What follows is a set of records; restate each one word for word and drop the pictures.

(Chart and figure data)
_ _ _
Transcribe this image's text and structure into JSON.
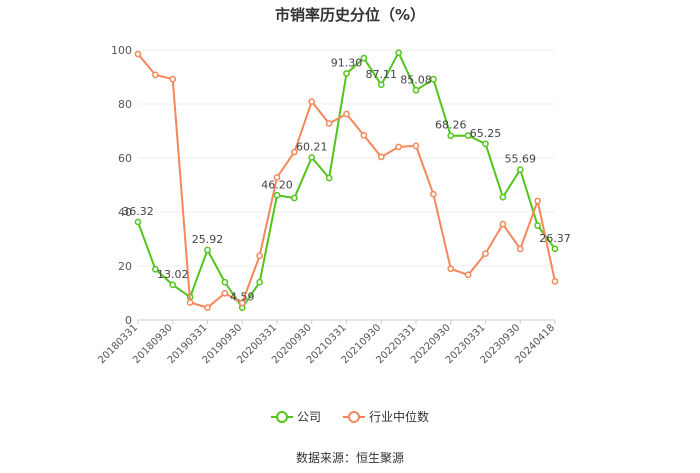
{
  "title": "市销率历史分位（%）",
  "source": "数据来源：恒生聚源",
  "legend": [
    "公司",
    "行业中位数"
  ],
  "colors": {
    "company": "#52c41a",
    "industry": "#f5875a",
    "grid": "#eeeeee",
    "axis": "#999999",
    "label": "#555555"
  },
  "chart_data": {
    "type": "line",
    "title": "市销率历史分位（%）",
    "xlabel": "",
    "ylabel": "",
    "ylim": [
      0,
      100
    ],
    "yticks": [
      0,
      20,
      40,
      60,
      80,
      100
    ],
    "grid": true,
    "legend_position": "bottom",
    "x": [
      "20180331",
      "20180630",
      "20180930",
      "20181231",
      "20190331",
      "20190630",
      "20190930",
      "20191231",
      "20200331",
      "20200630",
      "20200930",
      "20201231",
      "20210331",
      "20210630",
      "20210930",
      "20211231",
      "20220331",
      "20220630",
      "20220930",
      "20221231",
      "20230331",
      "20230630",
      "20230930",
      "20231231",
      "20240418"
    ],
    "xtick_labels": [
      "20180331",
      "20180930",
      "20190331",
      "20190930",
      "20200331",
      "20200930",
      "20210331",
      "20210930",
      "20220331",
      "20220930",
      "20230331",
      "20230930",
      "20240418"
    ],
    "series": [
      {
        "name": "公司",
        "values": [
          36.32,
          18.8,
          13.02,
          8.5,
          25.92,
          14.0,
          4.59,
          14.0,
          46.2,
          45.2,
          60.21,
          52.6,
          91.3,
          97.0,
          87.11,
          99.0,
          85.08,
          89.2,
          68.26,
          68.3,
          65.25,
          45.5,
          55.69,
          35.0,
          26.37
        ],
        "labels": [
          "36.32",
          "",
          "13.02",
          "",
          "25.92",
          "",
          "4.59",
          "",
          "46.20",
          "",
          "60.21",
          "",
          "91.30",
          "",
          "87.11",
          "",
          "85.08",
          "",
          "68.26",
          "",
          "65.25",
          "",
          "55.69",
          "",
          "26.37"
        ]
      },
      {
        "name": "行业中位数",
        "values": [
          98.5,
          90.8,
          89.2,
          6.5,
          4.6,
          9.9,
          6.3,
          23.8,
          52.8,
          62.2,
          80.9,
          72.8,
          76.3,
          68.4,
          60.4,
          64.1,
          64.5,
          46.6,
          19.0,
          16.7,
          24.6,
          35.5,
          26.3,
          44.1,
          14.3
        ],
        "labels": []
      }
    ]
  }
}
_ _ _
* _THE SOLUTION_:
Transcribe this image's text and structure into JSON.
{
  "title": "市销率历史分位（%）",
  "source": "数据来源：恒生聚源",
  "legend": [
    "公司",
    "行业中位数"
  ],
  "colors": {
    "company": "#52c41a",
    "industry": "#f5875a",
    "grid": "#eeeeee",
    "axis": "#999999",
    "label": "#555555"
  },
  "chart_data": {
    "type": "line",
    "title": "市销率历史分位（%）",
    "xlabel": "",
    "ylabel": "",
    "ylim": [
      0,
      100
    ],
    "yticks": [
      0,
      20,
      40,
      60,
      80,
      100
    ],
    "grid": true,
    "legend_position": "bottom",
    "x": [
      "20180331",
      "20180630",
      "20180930",
      "20181231",
      "20190331",
      "20190630",
      "20190930",
      "20191231",
      "20200331",
      "20200630",
      "20200930",
      "20201231",
      "20210331",
      "20210630",
      "20210930",
      "20211231",
      "20220331",
      "20220630",
      "20220930",
      "20221231",
      "20230331",
      "20230630",
      "20230930",
      "20231231",
      "20240418"
    ],
    "xtick_labels": [
      "20180331",
      "20180930",
      "20190331",
      "20190930",
      "20200331",
      "20200930",
      "20210331",
      "20210930",
      "20220331",
      "20220930",
      "20230331",
      "20230930",
      "20240418"
    ],
    "series": [
      {
        "name": "公司",
        "values": [
          36.32,
          18.8,
          13.02,
          8.5,
          25.92,
          14.0,
          4.59,
          14.0,
          46.2,
          45.2,
          60.21,
          52.6,
          91.3,
          97.0,
          87.11,
          99.0,
          85.08,
          89.2,
          68.26,
          68.3,
          65.25,
          45.5,
          55.69,
          35.0,
          26.37
        ],
        "labels": [
          "36.32",
          "",
          "13.02",
          "",
          "25.92",
          "",
          "4.59",
          "",
          "46.20",
          "",
          "60.21",
          "",
          "91.30",
          "",
          "87.11",
          "",
          "85.08",
          "",
          "68.26",
          "",
          "65.25",
          "",
          "55.69",
          "",
          "26.37"
        ]
      },
      {
        "name": "行业中位数",
        "values": [
          98.5,
          90.8,
          89.2,
          6.5,
          4.6,
          9.9,
          6.3,
          23.8,
          52.8,
          62.2,
          80.9,
          72.8,
          76.3,
          68.4,
          60.4,
          64.1,
          64.5,
          46.6,
          19.0,
          16.7,
          24.6,
          35.5,
          26.3,
          44.1,
          14.3
        ],
        "labels": []
      }
    ]
  }
}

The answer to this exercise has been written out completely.